Exercise passage:
Effective Date:
a) This policy will apply to all services performed on or after the above revision date which will become the new effective date.
b) For all services referred to in this policy that were performed before the revision date, contact customer service for the rules that would apply.
Prolotherapy, joint sclerotherapy, and ligamentous injections with sclerosing agent are not a covered benefit. These therapies are not generally accepted as medically necessary treatments. Their medical effectiveness has not been verified by scientifically controlled studies and, therefore, is considered investigational and experimental.
Experimental and Investigational treatments are a specific exclusion in all of our plan documents; therefore these therapies are considered to be contract exclusion.
Note: There is no Hayes technology assessment of Prolotherapy available. However, the HCPCS book lists M0076 as a non-covered code.
Codes Used In This BI:
M0076
HCFA Coverage Issues Manual, Medical Procedures, #35-13 Prolotherapy, Joint Sclerotherapy, and Ligamentous Injections with Sclerosing Agents,
http://www.hcfa.goc/pubforms/06_cim/ci35.htm
Unless indicated otherwise, this policy applies to all QCA Health Plans, in the absence of a stated exclusion. Consult individual plan sponsor benefit descriptions for self-insured plans. In the event of a discrepancy between this policy and a self-insured customer’s benefit description, the benefits plan will be followed. Applicable state mandates will be followed with respect to self-funded non-ERISA plans and fully insured plans. Federal mandates will apply to all plans.

Excerpted records:
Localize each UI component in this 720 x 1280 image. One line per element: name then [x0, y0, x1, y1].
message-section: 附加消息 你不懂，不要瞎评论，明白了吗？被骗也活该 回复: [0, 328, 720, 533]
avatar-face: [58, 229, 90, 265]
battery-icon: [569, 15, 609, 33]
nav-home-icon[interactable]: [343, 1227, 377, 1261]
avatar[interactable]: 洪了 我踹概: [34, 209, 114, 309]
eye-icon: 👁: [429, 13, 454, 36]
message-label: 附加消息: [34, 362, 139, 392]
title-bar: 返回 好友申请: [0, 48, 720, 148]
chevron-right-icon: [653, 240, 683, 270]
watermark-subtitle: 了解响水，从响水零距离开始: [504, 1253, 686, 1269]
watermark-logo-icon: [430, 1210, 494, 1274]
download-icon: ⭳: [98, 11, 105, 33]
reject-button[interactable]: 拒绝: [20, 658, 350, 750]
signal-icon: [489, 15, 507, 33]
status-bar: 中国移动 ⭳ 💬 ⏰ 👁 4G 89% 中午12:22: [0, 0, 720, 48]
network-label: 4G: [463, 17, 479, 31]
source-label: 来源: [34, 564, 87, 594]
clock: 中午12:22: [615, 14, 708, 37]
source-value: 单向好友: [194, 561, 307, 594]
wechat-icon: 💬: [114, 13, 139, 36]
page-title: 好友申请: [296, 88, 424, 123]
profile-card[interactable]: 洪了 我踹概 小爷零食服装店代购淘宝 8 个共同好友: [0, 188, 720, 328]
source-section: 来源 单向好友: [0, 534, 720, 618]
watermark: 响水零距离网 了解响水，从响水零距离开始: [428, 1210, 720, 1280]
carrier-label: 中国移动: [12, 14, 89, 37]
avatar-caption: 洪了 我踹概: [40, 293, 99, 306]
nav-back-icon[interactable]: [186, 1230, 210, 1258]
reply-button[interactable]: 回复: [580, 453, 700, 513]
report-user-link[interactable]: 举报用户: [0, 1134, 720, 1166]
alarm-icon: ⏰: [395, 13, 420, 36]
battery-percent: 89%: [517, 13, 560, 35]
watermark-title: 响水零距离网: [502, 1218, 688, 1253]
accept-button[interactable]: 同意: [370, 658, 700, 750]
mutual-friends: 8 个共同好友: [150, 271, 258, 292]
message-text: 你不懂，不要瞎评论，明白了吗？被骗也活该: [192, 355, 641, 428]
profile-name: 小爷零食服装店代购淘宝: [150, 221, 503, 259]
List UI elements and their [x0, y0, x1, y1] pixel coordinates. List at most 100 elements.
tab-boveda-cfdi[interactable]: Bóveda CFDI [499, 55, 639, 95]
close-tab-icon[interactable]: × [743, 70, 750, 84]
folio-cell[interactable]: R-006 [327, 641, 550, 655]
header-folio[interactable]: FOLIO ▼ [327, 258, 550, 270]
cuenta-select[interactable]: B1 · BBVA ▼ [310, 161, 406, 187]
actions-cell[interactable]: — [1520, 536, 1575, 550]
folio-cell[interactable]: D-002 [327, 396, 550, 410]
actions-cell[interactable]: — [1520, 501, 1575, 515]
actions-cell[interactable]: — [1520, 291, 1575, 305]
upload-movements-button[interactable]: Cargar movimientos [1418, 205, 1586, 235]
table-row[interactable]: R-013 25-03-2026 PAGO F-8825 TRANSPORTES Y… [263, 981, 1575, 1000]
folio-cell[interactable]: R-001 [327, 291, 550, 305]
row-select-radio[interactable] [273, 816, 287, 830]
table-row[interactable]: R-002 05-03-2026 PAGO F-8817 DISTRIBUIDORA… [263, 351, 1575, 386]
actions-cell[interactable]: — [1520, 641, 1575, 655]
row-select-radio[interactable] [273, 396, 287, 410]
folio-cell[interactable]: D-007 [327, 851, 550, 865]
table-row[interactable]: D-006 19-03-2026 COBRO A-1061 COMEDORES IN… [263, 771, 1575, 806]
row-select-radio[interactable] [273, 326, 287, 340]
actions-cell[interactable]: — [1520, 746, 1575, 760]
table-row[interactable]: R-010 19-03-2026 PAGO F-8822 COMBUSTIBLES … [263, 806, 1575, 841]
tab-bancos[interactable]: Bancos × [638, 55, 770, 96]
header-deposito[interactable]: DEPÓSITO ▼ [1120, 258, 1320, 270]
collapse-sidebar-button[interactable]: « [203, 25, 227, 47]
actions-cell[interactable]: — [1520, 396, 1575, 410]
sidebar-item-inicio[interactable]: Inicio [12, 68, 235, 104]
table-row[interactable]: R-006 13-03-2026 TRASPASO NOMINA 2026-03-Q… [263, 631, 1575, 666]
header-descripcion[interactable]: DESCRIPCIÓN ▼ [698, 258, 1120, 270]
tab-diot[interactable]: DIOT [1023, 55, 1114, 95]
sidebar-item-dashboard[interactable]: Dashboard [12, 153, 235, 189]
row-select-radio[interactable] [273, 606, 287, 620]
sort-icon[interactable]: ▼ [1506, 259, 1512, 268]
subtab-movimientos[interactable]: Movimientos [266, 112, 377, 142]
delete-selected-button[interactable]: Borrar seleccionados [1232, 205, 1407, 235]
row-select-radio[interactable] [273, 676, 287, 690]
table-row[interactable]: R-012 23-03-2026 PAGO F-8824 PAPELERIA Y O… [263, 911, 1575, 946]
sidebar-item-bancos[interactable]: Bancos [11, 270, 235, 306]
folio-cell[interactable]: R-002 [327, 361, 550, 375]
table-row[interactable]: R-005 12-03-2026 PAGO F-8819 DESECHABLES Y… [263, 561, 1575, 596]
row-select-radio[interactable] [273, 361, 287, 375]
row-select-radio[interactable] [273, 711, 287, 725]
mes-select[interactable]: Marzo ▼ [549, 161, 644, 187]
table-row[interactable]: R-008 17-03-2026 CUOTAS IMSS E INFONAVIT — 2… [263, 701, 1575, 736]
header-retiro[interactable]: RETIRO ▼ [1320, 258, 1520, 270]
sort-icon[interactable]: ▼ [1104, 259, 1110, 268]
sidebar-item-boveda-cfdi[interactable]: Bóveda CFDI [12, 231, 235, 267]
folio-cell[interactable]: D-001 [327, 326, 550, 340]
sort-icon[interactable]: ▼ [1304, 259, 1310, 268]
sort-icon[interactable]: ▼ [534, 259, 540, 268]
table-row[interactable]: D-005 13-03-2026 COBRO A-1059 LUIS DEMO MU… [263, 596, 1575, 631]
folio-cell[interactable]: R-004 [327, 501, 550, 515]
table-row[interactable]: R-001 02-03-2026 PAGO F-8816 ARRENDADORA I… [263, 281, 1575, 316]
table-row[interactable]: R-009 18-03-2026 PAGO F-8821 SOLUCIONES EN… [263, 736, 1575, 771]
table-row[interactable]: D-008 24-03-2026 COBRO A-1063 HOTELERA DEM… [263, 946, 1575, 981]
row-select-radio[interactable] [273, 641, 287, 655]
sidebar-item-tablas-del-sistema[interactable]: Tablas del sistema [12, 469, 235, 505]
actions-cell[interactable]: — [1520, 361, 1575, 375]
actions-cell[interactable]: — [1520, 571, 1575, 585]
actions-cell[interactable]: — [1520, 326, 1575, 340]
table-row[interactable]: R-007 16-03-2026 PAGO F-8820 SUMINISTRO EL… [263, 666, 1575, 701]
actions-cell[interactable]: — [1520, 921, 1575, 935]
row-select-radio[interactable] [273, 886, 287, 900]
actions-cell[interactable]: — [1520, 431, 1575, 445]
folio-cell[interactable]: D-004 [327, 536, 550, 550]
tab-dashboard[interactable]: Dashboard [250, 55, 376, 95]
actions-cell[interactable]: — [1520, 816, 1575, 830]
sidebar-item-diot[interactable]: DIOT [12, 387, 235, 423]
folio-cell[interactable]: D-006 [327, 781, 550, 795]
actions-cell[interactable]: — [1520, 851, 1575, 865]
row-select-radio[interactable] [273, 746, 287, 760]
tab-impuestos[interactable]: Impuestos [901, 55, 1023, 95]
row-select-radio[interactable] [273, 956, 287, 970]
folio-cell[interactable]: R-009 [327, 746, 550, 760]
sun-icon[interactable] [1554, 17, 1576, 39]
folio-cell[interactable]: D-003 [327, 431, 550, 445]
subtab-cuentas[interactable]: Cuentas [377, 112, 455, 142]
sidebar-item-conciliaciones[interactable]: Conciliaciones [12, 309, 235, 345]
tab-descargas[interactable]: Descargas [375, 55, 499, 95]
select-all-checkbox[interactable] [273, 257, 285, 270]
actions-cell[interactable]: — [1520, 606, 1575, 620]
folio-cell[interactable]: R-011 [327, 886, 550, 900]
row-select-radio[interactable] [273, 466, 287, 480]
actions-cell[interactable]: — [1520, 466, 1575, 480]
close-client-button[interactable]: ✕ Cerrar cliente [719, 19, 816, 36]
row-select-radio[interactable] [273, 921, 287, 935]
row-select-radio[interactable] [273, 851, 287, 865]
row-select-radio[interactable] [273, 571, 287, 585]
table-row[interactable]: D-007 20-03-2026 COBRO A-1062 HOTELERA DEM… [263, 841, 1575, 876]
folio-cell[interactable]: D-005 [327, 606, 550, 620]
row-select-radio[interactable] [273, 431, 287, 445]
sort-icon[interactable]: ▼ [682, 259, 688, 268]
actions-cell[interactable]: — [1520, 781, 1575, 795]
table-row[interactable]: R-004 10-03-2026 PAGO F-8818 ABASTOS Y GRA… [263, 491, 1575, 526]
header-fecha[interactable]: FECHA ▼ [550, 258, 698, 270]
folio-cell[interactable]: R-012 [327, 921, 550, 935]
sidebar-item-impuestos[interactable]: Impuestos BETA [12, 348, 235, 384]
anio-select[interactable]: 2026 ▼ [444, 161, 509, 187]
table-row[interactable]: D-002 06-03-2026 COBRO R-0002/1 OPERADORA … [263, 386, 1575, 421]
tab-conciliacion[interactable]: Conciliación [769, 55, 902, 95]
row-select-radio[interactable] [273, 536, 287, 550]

Problem to solve: In the prolotherapy coverage policy above, rewrite the paragraph that begins "Unless indicated otherwise" as a bulleted list, keeping its main facts.

Solution below:
- Unless indicated otherwise, the policy applies to all QCA Health Plans when no exclusion is stated.
- For self-insured plans, consult the individual plan sponsor's benefit descriptions.
- If this policy conflicts with a self-insured customer's benefit description, the benefits plan is followed.
- Applicable state mandates are followed for self-funded non-ERISA plans and fully insured plans.
- Federal mandates apply to all plans.